== Dataset entries

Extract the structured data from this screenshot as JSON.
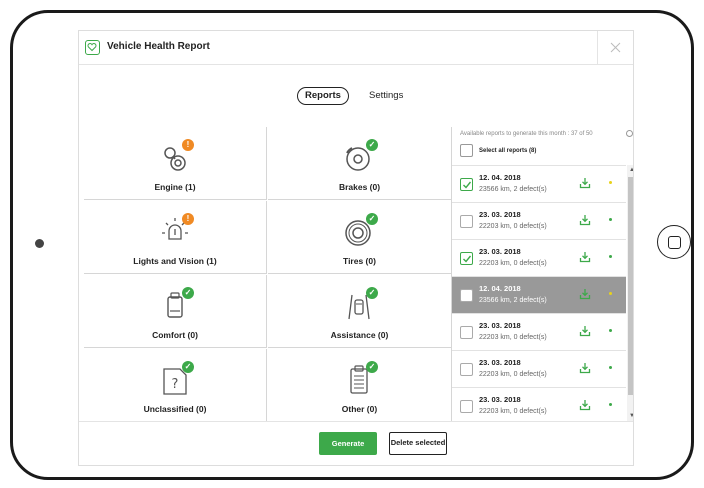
{
  "window": {
    "title": "Vehicle Health Report"
  },
  "tabs": [
    {
      "label": "Reports"
    },
    {
      "label": "Settings"
    }
  ],
  "categories": [
    {
      "label": "Engine (1)",
      "icon": "engine-icon",
      "status": "warning",
      "badge": "!"
    },
    {
      "label": "Brakes (0)",
      "icon": "brake-disc-icon",
      "status": "ok",
      "badge": "✓"
    },
    {
      "label": "Lights and Vision (1)",
      "icon": "lights-icon",
      "status": "warning",
      "badge": "!"
    },
    {
      "label": "Tires (0)",
      "icon": "tire-icon",
      "status": "ok",
      "badge": "✓"
    },
    {
      "label": "Comfort (0)",
      "icon": "seat-icon",
      "status": "ok",
      "badge": "✓"
    },
    {
      "label": "Assistance (0)",
      "icon": "lane-assist-icon",
      "status": "ok",
      "badge": "✓"
    },
    {
      "label": "Unclassified (0)",
      "icon": "unknown-icon",
      "status": "ok",
      "badge": "✓"
    },
    {
      "label": "Other (0)",
      "icon": "clipboard-icon",
      "status": "ok",
      "badge": "✓"
    }
  ],
  "reports_panel": {
    "available_text": "Available reports to generate this month : 37 of 50",
    "select_all_label": "Select all reports (8)",
    "items": [
      {
        "date": "12. 04. 2018",
        "detail": "23566 km, 2 defect(s)",
        "checked": true,
        "dot_color": "#e8d21a",
        "highlighted": false
      },
      {
        "date": "23. 03. 2018",
        "detail": "22203 km, 0 defect(s)",
        "checked": false,
        "dot_color": "#3da94a",
        "highlighted": false
      },
      {
        "date": "23. 03. 2018",
        "detail": "22203 km, 0 defect(s)",
        "checked": true,
        "dot_color": "#3da94a",
        "highlighted": false
      },
      {
        "date": "12. 04. 2018",
        "detail": "23566 km, 2 defect(s)",
        "checked": false,
        "dot_color": "#e8d21a",
        "highlighted": true
      },
      {
        "date": "23. 03. 2018",
        "detail": "22203 km, 0 defect(s)",
        "checked": false,
        "dot_color": "#3da94a",
        "highlighted": false
      },
      {
        "date": "23. 03. 2018",
        "detail": "22203 km, 0 defect(s)",
        "checked": false,
        "dot_color": "#3da94a",
        "highlighted": false
      },
      {
        "date": "23. 03. 2018",
        "detail": "22203 km, 0 defect(s)",
        "checked": false,
        "dot_color": "#3da94a",
        "highlighted": false
      }
    ]
  },
  "footer": {
    "generate_label": "Generate",
    "delete_label": "Delete selected"
  },
  "colors": {
    "accent": "#3da94a",
    "warning": "#f08a24",
    "highlight_row": "#999999"
  }
}
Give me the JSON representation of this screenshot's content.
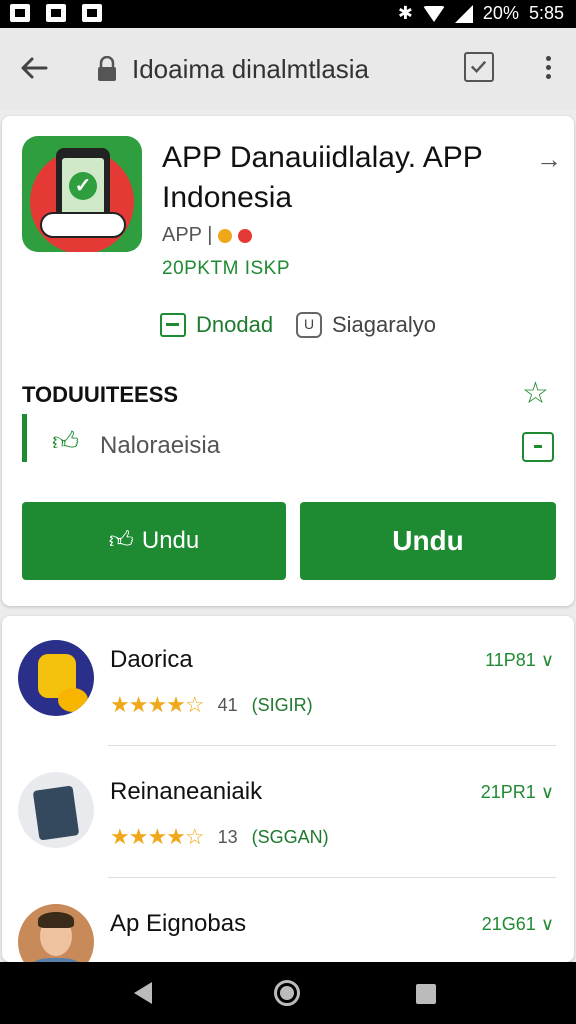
{
  "status_bar": {
    "battery": "20%",
    "time": "5:85"
  },
  "address_bar": {
    "url": "Idoaima dinalmtlasia",
    "icons": [
      "back-arrow-icon",
      "lock-icon",
      "tab-switcher-icon",
      "overflow-menu-icon"
    ]
  },
  "app": {
    "title": "APP Danauiidlalay. APP Indonesia",
    "meta_label": "APP |",
    "size_info": "20PKTM ISKP",
    "download_label": "Dnodad",
    "share_label": "Siagaralyo",
    "section_heading": "TODUUITEESS",
    "feature_label": "Naloraeisia",
    "button_left_label": "Undu",
    "button_right_label": "Undu",
    "colors": {
      "accent": "#1e8a32",
      "star": "#f0a81b"
    }
  },
  "list": {
    "items": [
      {
        "name": "Daorica",
        "date": "11P81",
        "stars": "★★★★☆",
        "count": "41",
        "extra": "(SIGIR)",
        "chevron": "∨"
      },
      {
        "name": "Reinaneaniaik",
        "date": "21PR1",
        "stars": "★★★★☆",
        "count": "13",
        "extra": "(SGGAN)",
        "chevron": "∨"
      },
      {
        "name": "Ap Eignobas",
        "date": "21G61",
        "chevron": "∨"
      }
    ]
  },
  "nav_bar": {
    "icons": [
      "nav-back-icon",
      "nav-home-icon",
      "nav-recent-icon"
    ]
  }
}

====

• _Task objective_: Omit any images, then output the listing exactly.

• _Solution to the exercise_:
Extract the structured data from this screenshot as JSON.
{
  "window": {
    "title": "Vehicle Health Report"
  },
  "tabs": [
    {
      "label": "Reports"
    },
    {
      "label": "Settings"
    }
  ],
  "categories": [
    {
      "label": "Engine (1)",
      "icon": "engine-icon",
      "status": "warning",
      "badge": "!"
    },
    {
      "label": "Brakes (0)",
      "icon": "brake-disc-icon",
      "status": "ok",
      "badge": "✓"
    },
    {
      "label": "Lights and Vision (1)",
      "icon": "lights-icon",
      "status": "warning",
      "badge": "!"
    },
    {
      "label": "Tires (0)",
      "icon": "tire-icon",
      "status": "ok",
      "badge": "✓"
    },
    {
      "label": "Comfort (0)",
      "icon": "seat-icon",
      "status": "ok",
      "badge": "✓"
    },
    {
      "label": "Assistance (0)",
      "icon": "lane-assist-icon",
      "status": "ok",
      "badge": "✓"
    },
    {
      "label": "Unclassified (0)",
      "icon": "unknown-icon",
      "status": "ok",
      "badge": "✓"
    },
    {
      "label": "Other (0)",
      "icon": "clipboard-icon",
      "status": "ok",
      "badge": "✓"
    }
  ],
  "reports_panel": {
    "available_text": "Available reports to generate this month : 37 of 50",
    "select_all_label": "Select all reports (8)",
    "items": [
      {
        "date": "12. 04. 2018",
        "detail": "23566 km, 2 defect(s)",
        "checked": true,
        "dot_color": "#e8d21a",
        "highlighted": false
      },
      {
        "date": "23. 03. 2018",
        "detail": "22203 km, 0 defect(s)",
        "checked": false,
        "dot_color": "#3da94a",
        "highlighted": false
      },
      {
        "date": "23. 03. 2018",
        "detail": "22203 km, 0 defect(s)",
        "checked": true,
        "dot_color": "#3da94a",
        "highlighted": false
      },
      {
        "date": "12. 04. 2018",
        "detail": "23566 km, 2 defect(s)",
        "checked": false,
        "dot_color": "#e8d21a",
        "highlighted": true
      },
      {
        "date": "23. 03. 2018",
        "detail": "22203 km, 0 defect(s)",
        "checked": false,
        "dot_color": "#3da94a",
        "highlighted": false
      },
      {
        "date": "23. 03. 2018",
        "detail": "22203 km, 0 defect(s)",
        "checked": false,
        "dot_color": "#3da94a",
        "highlighted": false
      },
      {
        "date": "23. 03. 2018",
        "detail": "22203 km, 0 defect(s)",
        "checked": false,
        "dot_color": "#3da94a",
        "highlighted": false
      }
    ]
  },
  "footer": {
    "generate_label": "Generate",
    "delete_label": "Delete selected"
  },
  "colors": {
    "accent": "#3da94a",
    "warning": "#f08a24",
    "highlight_row": "#999999"
  }
}
Give me the JSON representation of this screenshot's content.
{
  "status_bar": {
    "battery": "20%",
    "time": "5:85"
  },
  "address_bar": {
    "url": "Idoaima dinalmtlasia",
    "icons": [
      "back-arrow-icon",
      "lock-icon",
      "tab-switcher-icon",
      "overflow-menu-icon"
    ]
  },
  "app": {
    "title": "APP Danauiidlalay. APP Indonesia",
    "meta_label": "APP |",
    "size_info": "20PKTM ISKP",
    "download_label": "Dnodad",
    "share_label": "Siagaralyo",
    "section_heading": "TODUUITEESS",
    "feature_label": "Naloraeisia",
    "button_left_label": "Undu",
    "button_right_label": "Undu",
    "colors": {
      "accent": "#1e8a32",
      "star": "#f0a81b"
    }
  },
  "list": {
    "items": [
      {
        "name": "Daorica",
        "date": "11P81",
        "stars": "★★★★☆",
        "count": "41",
        "extra": "(SIGIR)",
        "chevron": "∨"
      },
      {
        "name": "Reinaneaniaik",
        "date": "21PR1",
        "stars": "★★★★☆",
        "count": "13",
        "extra": "(SGGAN)",
        "chevron": "∨"
      },
      {
        "name": "Ap Eignobas",
        "date": "21G61",
        "chevron": "∨"
      }
    ]
  },
  "nav_bar": {
    "icons": [
      "nav-back-icon",
      "nav-home-icon",
      "nav-recent-icon"
    ]
  }
}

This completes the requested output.